• Task details:
From the entries below, copy every line holding the word "geistvoll".

• Records supplied:
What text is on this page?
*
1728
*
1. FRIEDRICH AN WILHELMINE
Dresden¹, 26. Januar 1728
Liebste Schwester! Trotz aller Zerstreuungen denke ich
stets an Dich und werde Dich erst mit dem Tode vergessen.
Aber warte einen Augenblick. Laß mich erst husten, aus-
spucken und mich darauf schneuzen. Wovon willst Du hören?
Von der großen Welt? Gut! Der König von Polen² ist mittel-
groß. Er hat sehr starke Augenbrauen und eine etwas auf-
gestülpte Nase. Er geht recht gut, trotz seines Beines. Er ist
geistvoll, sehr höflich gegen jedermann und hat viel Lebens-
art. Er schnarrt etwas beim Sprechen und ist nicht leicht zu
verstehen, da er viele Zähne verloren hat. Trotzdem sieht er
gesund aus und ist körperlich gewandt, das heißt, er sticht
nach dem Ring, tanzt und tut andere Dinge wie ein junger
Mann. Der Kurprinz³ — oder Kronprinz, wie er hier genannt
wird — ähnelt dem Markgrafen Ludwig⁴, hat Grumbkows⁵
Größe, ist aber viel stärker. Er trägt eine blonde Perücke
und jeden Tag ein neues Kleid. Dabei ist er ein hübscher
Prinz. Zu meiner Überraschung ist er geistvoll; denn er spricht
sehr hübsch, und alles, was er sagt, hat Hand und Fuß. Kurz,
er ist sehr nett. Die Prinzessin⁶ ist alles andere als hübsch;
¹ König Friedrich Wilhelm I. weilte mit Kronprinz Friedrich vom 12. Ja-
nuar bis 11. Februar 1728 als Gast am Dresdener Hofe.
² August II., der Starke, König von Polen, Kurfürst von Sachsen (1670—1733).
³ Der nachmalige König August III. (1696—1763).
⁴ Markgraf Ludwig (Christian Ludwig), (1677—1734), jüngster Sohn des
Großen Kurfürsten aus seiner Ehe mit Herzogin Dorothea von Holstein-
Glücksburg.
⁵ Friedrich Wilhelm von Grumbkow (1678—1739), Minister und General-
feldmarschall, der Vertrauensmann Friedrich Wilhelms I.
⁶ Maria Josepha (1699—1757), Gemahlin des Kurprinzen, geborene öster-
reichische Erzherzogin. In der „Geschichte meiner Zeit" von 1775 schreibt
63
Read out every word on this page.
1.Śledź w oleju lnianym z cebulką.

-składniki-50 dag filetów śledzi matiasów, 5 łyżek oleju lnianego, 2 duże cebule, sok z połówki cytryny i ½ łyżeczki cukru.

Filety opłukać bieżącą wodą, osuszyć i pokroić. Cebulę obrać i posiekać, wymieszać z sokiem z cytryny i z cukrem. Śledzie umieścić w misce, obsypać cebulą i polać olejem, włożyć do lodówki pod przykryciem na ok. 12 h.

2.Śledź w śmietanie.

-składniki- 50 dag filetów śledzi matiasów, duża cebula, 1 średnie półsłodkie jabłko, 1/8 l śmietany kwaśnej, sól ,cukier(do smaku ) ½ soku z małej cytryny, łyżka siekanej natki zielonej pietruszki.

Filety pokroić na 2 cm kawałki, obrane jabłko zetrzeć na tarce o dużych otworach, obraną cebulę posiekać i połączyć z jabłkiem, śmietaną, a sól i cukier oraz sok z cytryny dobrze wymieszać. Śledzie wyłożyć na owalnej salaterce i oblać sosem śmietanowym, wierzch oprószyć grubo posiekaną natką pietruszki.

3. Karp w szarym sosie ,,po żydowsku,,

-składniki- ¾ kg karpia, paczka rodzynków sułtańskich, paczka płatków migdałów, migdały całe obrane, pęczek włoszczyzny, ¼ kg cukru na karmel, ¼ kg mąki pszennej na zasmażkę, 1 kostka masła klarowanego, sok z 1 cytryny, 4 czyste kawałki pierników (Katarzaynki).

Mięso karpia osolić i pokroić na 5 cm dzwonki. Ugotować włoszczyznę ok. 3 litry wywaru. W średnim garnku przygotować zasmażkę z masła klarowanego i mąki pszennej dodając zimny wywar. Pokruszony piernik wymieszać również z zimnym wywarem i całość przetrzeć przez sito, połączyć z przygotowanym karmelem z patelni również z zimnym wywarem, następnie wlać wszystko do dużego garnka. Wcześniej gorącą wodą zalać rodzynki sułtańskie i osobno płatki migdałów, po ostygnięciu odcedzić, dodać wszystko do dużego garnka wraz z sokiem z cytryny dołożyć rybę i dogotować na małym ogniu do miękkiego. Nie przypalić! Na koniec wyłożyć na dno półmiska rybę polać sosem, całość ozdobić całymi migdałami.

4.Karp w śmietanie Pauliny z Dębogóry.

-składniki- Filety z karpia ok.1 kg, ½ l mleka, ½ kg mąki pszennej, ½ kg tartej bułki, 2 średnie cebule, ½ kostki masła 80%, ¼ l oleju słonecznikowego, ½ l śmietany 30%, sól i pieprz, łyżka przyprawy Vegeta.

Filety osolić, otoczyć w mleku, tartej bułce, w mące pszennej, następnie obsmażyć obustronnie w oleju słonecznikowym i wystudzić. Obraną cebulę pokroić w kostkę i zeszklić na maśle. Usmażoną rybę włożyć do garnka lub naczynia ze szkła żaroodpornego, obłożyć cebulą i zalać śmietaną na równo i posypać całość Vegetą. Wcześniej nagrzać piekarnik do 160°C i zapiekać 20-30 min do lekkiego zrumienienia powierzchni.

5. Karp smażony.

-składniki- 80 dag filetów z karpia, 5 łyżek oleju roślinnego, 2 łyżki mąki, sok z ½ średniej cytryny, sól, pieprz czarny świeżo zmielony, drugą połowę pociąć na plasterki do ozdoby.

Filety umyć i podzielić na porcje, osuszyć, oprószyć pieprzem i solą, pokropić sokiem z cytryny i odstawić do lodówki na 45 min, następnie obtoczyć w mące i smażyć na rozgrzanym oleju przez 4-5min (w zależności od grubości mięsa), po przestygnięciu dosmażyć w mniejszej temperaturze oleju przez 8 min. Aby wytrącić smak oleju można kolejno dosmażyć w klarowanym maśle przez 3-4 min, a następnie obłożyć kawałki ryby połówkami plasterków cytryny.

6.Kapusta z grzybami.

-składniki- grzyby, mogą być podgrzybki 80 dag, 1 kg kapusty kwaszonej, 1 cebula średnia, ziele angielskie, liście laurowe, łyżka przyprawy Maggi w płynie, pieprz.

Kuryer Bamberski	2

• Final answer:
geistvoll, sehr höflich gegen jedermann und hat viel Lebens-
Prinz. Zu meiner Überraschung ist er geistvoll; denn er spricht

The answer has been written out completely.